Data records
══════

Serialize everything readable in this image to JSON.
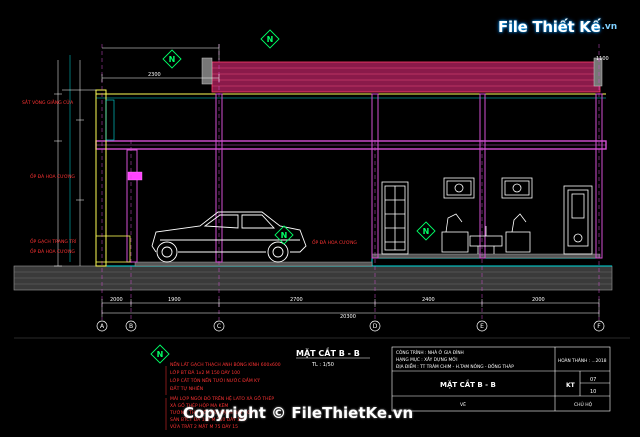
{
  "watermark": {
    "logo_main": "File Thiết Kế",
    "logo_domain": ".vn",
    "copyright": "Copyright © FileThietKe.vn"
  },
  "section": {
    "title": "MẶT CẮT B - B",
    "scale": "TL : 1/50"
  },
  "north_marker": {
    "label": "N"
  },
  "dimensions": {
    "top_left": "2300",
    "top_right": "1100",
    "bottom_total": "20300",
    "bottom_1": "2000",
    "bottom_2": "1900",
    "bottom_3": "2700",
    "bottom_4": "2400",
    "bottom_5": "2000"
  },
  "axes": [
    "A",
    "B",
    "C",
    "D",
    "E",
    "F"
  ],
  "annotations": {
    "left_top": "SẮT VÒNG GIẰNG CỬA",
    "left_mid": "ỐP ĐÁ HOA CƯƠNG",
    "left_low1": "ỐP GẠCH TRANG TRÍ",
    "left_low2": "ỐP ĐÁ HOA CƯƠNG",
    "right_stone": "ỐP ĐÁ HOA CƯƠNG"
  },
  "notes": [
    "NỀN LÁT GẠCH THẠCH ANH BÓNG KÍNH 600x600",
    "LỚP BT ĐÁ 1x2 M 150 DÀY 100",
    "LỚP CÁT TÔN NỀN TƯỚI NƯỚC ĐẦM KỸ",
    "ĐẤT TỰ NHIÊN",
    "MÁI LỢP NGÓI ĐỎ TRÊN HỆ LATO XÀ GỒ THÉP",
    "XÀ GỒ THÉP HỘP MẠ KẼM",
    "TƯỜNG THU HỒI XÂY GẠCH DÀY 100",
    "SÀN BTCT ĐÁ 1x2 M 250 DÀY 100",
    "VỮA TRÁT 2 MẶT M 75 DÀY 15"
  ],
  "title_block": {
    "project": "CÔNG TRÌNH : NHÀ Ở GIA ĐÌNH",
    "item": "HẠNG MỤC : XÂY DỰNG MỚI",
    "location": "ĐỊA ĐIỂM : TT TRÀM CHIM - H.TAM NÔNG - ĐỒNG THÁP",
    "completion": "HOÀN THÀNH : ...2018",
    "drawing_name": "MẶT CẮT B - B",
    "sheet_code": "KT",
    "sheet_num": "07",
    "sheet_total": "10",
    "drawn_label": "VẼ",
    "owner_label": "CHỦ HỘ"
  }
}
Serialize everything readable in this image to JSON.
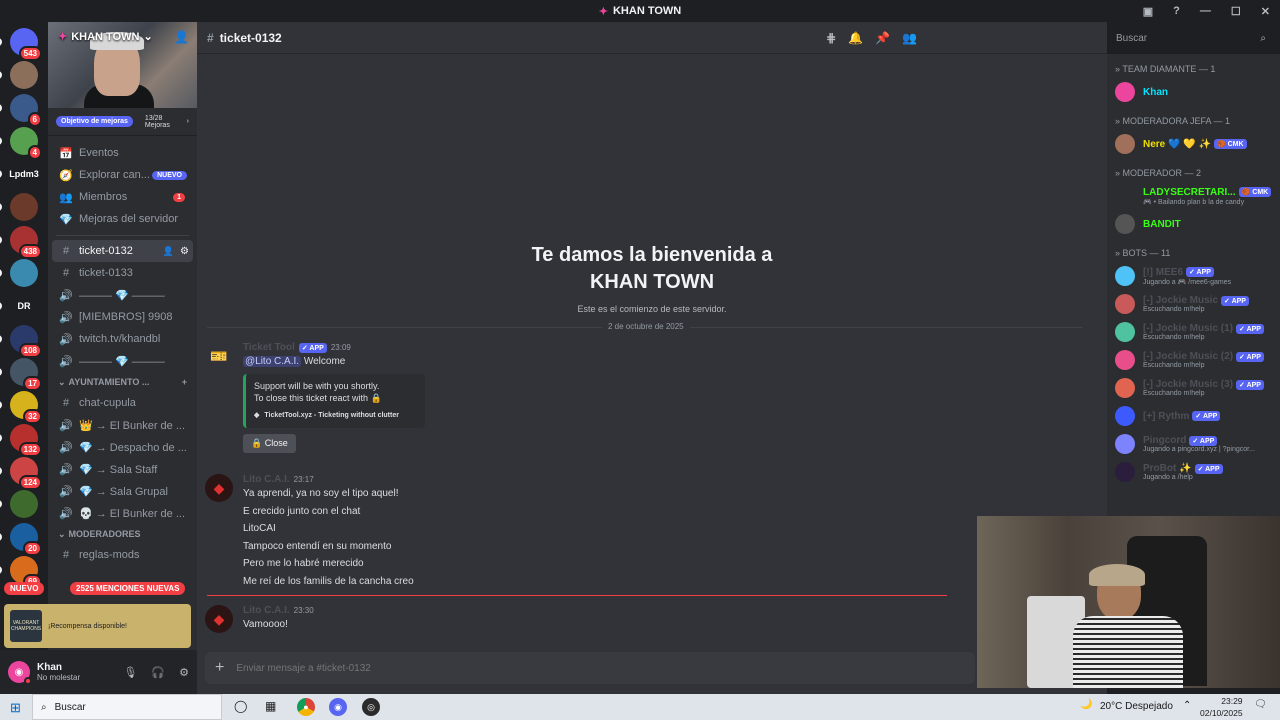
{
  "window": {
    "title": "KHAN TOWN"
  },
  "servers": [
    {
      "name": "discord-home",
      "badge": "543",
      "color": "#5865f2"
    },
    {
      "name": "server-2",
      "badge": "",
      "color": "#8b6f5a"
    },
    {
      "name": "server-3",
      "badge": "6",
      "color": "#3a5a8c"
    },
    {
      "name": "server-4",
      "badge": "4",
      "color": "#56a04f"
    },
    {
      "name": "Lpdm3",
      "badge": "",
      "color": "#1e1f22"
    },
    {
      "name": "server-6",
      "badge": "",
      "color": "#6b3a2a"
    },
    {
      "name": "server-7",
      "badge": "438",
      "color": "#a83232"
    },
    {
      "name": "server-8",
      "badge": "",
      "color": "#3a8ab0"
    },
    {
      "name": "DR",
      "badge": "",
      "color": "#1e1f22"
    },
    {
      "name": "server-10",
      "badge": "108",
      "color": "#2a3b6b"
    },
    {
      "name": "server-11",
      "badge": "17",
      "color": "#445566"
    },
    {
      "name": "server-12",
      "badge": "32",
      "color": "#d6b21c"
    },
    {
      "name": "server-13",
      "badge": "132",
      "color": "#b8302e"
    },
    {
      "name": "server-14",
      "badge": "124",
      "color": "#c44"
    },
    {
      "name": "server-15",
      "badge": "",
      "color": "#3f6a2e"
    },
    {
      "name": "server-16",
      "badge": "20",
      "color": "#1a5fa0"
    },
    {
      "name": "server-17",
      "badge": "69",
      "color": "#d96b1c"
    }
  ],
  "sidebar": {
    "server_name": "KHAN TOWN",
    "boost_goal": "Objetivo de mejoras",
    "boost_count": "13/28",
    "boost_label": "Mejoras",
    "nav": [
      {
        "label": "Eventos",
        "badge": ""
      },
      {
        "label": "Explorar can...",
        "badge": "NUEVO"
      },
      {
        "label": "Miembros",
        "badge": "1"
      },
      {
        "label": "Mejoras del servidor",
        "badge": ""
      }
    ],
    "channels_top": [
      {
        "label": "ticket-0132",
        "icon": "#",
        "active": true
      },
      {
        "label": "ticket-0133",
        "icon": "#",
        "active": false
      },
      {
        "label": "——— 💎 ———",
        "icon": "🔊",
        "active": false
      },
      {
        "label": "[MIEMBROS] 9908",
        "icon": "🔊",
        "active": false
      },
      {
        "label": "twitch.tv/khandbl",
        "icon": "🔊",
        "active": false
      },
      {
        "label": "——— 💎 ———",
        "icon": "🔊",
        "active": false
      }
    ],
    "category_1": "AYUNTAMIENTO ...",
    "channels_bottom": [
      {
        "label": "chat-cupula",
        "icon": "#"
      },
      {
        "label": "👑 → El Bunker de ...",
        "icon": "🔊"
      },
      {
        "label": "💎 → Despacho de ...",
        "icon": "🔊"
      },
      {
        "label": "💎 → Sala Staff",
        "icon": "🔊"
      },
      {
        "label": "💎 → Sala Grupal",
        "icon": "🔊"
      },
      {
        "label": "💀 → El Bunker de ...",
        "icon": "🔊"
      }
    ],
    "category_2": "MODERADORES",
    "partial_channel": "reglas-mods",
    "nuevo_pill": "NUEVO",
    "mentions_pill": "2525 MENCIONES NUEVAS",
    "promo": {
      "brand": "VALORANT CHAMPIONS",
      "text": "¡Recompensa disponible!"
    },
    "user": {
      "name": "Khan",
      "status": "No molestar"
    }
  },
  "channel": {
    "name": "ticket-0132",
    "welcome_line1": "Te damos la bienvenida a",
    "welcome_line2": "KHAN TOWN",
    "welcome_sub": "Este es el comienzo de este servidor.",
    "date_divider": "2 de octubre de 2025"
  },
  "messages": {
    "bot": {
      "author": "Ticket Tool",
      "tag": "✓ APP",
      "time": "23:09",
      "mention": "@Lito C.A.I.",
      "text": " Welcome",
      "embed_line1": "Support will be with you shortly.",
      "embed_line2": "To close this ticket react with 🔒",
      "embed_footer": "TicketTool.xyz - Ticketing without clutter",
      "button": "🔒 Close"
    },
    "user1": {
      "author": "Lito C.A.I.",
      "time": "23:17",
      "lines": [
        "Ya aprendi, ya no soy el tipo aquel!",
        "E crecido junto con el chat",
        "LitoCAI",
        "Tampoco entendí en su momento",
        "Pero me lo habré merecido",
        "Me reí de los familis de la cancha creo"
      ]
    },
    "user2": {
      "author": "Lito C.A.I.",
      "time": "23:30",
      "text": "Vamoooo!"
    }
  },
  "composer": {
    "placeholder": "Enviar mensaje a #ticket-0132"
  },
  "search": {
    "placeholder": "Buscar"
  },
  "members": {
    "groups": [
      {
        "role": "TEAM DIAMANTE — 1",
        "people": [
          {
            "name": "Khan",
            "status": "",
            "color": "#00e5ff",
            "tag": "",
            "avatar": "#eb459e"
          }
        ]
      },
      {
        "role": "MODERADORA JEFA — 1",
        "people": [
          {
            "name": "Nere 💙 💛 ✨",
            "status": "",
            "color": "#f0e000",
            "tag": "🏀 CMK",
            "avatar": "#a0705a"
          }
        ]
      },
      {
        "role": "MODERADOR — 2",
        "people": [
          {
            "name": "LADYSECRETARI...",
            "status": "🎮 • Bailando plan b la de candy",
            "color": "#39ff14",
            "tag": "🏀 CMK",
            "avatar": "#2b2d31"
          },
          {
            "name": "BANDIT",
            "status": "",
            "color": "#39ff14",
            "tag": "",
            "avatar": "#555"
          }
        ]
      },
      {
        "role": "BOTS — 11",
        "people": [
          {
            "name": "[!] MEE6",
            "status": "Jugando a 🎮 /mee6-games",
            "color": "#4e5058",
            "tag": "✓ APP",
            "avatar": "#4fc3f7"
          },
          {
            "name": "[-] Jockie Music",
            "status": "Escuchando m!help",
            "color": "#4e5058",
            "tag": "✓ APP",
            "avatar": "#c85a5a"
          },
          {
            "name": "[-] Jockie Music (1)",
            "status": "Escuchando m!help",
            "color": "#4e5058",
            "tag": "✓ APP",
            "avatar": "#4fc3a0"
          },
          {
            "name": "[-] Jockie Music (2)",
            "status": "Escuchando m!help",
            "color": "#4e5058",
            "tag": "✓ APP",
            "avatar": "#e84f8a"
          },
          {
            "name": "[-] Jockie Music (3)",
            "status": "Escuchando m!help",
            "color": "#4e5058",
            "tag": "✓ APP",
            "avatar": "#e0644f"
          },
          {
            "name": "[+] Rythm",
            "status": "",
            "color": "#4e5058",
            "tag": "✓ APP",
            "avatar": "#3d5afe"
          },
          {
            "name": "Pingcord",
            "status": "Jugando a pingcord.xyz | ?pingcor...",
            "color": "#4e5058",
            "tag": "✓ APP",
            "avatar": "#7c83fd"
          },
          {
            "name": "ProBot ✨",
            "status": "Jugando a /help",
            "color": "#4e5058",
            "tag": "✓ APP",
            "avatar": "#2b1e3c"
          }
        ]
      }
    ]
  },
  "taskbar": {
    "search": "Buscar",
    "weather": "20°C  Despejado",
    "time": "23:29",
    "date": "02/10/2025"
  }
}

══════

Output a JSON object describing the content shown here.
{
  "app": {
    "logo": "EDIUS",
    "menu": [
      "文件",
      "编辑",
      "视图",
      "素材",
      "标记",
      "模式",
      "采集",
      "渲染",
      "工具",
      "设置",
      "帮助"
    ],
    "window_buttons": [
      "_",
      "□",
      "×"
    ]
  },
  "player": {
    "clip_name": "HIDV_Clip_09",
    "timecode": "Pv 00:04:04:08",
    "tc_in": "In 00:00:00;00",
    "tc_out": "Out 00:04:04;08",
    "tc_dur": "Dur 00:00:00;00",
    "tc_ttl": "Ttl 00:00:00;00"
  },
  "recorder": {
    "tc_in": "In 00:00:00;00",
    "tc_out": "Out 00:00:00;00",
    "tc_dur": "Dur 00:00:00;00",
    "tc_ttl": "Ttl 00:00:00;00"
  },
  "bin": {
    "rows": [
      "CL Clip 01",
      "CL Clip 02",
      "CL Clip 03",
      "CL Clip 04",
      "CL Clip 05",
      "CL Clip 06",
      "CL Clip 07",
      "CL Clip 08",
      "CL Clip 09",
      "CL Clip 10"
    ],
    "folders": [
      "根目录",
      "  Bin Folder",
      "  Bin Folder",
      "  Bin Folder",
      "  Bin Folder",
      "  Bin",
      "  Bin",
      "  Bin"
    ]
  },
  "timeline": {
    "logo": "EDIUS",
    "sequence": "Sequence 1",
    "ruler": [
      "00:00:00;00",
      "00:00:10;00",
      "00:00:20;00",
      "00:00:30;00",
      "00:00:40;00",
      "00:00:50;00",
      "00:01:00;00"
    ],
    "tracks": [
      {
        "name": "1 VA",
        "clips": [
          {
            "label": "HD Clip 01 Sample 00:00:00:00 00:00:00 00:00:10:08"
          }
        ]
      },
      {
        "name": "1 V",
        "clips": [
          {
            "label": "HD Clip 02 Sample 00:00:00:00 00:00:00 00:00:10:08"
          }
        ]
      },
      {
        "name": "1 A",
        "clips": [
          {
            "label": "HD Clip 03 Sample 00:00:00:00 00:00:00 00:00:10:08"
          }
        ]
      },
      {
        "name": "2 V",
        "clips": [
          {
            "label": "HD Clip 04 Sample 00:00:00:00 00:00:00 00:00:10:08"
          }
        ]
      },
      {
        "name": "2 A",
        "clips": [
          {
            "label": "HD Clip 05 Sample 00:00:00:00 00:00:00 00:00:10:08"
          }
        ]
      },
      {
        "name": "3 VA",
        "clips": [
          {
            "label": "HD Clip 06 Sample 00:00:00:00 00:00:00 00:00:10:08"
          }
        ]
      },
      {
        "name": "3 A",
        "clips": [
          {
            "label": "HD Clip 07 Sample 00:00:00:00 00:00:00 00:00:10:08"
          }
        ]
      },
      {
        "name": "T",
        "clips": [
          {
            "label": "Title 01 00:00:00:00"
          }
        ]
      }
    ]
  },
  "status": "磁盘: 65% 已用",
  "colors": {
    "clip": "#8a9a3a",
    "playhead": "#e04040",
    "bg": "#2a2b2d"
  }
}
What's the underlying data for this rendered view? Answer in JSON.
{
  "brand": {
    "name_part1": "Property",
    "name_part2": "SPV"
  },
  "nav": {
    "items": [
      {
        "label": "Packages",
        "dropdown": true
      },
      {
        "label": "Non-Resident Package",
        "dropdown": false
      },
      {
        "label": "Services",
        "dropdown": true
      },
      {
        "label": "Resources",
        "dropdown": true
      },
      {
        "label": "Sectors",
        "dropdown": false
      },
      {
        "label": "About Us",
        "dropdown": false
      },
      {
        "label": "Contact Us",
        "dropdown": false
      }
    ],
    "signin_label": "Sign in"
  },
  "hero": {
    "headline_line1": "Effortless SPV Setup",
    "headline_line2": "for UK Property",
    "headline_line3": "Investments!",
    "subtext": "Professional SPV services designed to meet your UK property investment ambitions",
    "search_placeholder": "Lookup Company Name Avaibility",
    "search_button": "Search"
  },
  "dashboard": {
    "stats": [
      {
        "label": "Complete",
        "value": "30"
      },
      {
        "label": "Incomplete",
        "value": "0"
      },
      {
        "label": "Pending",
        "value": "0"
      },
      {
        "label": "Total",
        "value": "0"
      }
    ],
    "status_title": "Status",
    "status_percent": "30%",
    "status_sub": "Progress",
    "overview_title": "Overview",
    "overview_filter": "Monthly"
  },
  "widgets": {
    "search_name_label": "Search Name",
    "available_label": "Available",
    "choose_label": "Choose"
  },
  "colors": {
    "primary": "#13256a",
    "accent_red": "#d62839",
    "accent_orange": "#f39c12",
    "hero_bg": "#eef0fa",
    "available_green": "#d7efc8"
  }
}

══════

## Problem to work on
Extract, from the listing above, every line where the string "TOWN" occurs.

## Response to this task
    "title": "KHAN TOWN"
    "server_name": "KHAN TOWN",
    "welcome_line2": "KHAN TOWN",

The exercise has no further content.